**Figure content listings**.
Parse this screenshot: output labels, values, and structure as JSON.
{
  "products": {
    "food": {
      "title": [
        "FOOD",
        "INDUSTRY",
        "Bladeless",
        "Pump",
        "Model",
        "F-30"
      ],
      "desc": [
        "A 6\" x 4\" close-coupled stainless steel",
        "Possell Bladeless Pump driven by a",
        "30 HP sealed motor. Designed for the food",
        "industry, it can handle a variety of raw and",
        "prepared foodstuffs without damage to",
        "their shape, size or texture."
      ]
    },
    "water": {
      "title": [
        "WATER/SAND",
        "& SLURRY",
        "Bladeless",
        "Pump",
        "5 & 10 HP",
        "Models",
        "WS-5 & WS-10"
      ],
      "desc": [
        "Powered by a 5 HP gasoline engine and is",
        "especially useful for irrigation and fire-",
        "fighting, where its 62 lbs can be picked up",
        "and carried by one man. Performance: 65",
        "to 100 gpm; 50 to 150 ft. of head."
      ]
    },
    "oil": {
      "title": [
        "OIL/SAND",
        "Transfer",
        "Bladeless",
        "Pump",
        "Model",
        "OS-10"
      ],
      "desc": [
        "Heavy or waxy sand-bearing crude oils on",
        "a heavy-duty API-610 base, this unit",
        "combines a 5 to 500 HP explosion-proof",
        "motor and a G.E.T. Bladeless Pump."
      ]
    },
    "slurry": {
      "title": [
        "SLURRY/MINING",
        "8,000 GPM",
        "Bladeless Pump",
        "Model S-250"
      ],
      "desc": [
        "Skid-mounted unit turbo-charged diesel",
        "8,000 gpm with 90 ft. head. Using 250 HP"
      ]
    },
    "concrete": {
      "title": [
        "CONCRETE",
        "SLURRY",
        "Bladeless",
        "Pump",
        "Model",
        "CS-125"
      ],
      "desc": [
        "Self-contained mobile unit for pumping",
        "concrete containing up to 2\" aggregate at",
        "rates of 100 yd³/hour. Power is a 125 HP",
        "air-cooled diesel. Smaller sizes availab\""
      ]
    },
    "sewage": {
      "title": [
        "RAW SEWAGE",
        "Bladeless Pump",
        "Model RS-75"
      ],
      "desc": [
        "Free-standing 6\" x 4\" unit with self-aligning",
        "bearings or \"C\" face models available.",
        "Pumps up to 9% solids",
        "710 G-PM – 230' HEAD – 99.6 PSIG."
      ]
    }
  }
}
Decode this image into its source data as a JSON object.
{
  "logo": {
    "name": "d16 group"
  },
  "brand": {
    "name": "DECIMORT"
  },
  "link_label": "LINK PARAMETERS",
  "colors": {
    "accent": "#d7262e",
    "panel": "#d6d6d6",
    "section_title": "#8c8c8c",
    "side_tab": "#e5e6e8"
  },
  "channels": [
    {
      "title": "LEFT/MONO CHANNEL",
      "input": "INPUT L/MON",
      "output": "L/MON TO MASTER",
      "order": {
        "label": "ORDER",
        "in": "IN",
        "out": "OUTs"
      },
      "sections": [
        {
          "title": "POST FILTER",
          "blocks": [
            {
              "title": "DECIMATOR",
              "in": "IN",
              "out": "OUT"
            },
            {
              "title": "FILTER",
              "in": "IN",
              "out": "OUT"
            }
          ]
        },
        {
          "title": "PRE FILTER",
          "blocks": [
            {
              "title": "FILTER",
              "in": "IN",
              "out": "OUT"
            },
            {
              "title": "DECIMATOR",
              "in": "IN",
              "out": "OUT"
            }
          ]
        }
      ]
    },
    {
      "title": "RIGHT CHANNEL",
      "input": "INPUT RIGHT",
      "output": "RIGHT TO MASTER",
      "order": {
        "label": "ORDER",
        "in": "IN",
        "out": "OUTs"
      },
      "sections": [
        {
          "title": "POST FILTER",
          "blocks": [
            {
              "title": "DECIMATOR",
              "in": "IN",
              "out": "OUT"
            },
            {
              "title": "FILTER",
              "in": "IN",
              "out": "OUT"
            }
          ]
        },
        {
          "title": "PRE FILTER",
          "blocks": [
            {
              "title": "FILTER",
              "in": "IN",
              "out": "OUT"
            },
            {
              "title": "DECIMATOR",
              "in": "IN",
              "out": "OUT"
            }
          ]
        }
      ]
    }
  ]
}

**What you have to do**.
From the records above, extract every entry exactly as given.

**The answer**.
Parse this screenshot: output labels, values, and structure as JSON.
{
  "products": {
    "food": {
      "title": [
        "FOOD",
        "INDUSTRY",
        "Bladeless",
        "Pump",
        "Model",
        "F-30"
      ],
      "desc": [
        "A 6\" x 4\" close-coupled stainless steel",
        "Possell Bladeless Pump driven by a",
        "30 HP sealed motor. Designed for the food",
        "industry, it can handle a variety of raw and",
        "prepared foodstuffs without damage to",
        "their shape, size or texture."
      ]
    },
    "water": {
      "title": [
        "WATER/SAND",
        "& SLURRY",
        "Bladeless",
        "Pump",
        "5 & 10 HP",
        "Models",
        "WS-5 & WS-10"
      ],
      "desc": [
        "Powered by a 5 HP gasoline engine and is",
        "especially useful for irrigation and fire-",
        "fighting, where its 62 lbs can be picked up",
        "and carried by one man. Performance: 65",
        "to 100 gpm; 50 to 150 ft. of head."
      ]
    },
    "oil": {
      "title": [
        "OIL/SAND",
        "Transfer",
        "Bladeless",
        "Pump",
        "Model",
        "OS-10"
      ],
      "desc": [
        "Heavy or waxy sand-bearing crude oils on",
        "a heavy-duty API-610 base, this unit",
        "combines a 5 to 500 HP explosion-proof",
        "motor and a G.E.T. Bladeless Pump."
      ]
    },
    "slurry": {
      "title": [
        "SLURRY/MINING",
        "8,000 GPM",
        "Bladeless Pump",
        "Model S-250"
      ],
      "desc": [
        "Skid-mounted unit turbo-charged diesel",
        "8,000 gpm with 90 ft. head. Using 250 HP"
      ]
    },
    "concrete": {
      "title": [
        "CONCRETE",
        "SLURRY",
        "Bladeless",
        "Pump",
        "Model",
        "CS-125"
      ],
      "desc": [
        "Self-contained mobile unit for pumping",
        "concrete containing up to 2\" aggregate at",
        "rates of 100 yd³/hour. Power is a 125 HP",
        "air-cooled diesel. Smaller sizes availab\""
      ]
    },
    "sewage": {
      "title": [
        "RAW SEWAGE",
        "Bladeless Pump",
        "Model RS-75"
      ],
      "desc": [
        "Free-standing 6\" x 4\" unit with self-aligning",
        "bearings or \"C\" face models available.",
        "Pumps up to 9% solids",
        "710 G-PM – 230' HEAD – 99.6 PSIG."
      ]
    }
  }
}
Decode this image into its source data as a JSON object.
{
  "logo": {
    "name": "d16 group"
  },
  "brand": {
    "name": "DECIMORT"
  },
  "link_label": "LINK PARAMETERS",
  "colors": {
    "accent": "#d7262e",
    "panel": "#d6d6d6",
    "section_title": "#8c8c8c",
    "side_tab": "#e5e6e8"
  },
  "channels": [
    {
      "title": "LEFT/MONO CHANNEL",
      "input": "INPUT L/MON",
      "output": "L/MON TO MASTER",
      "order": {
        "label": "ORDER",
        "in": "IN",
        "out": "OUTs"
      },
      "sections": [
        {
          "title": "POST FILTER",
          "blocks": [
            {
              "title": "DECIMATOR",
              "in": "IN",
              "out": "OUT"
            },
            {
              "title": "FILTER",
              "in": "IN",
              "out": "OUT"
            }
          ]
        },
        {
          "title": "PRE FILTER",
          "blocks": [
            {
              "title": "FILTER",
              "in": "IN",
              "out": "OUT"
            },
            {
              "title": "DECIMATOR",
              "in": "IN",
              "out": "OUT"
            }
          ]
        }
      ]
    },
    {
      "title": "RIGHT CHANNEL",
      "input": "INPUT RIGHT",
      "output": "RIGHT TO MASTER",
      "order": {
        "label": "ORDER",
        "in": "IN",
        "out": "OUTs"
      },
      "sections": [
        {
          "title": "POST FILTER",
          "blocks": [
            {
              "title": "DECIMATOR",
              "in": "IN",
              "out": "OUT"
            },
            {
              "title": "FILTER",
              "in": "IN",
              "out": "OUT"
            }
          ]
        },
        {
          "title": "PRE FILTER",
          "blocks": [
            {
              "title": "FILTER",
              "in": "IN",
              "out": "OUT"
            },
            {
              "title": "DECIMATOR",
              "in": "IN",
              "out": "OUT"
            }
          ]
        }
      ]
    }
  ]
}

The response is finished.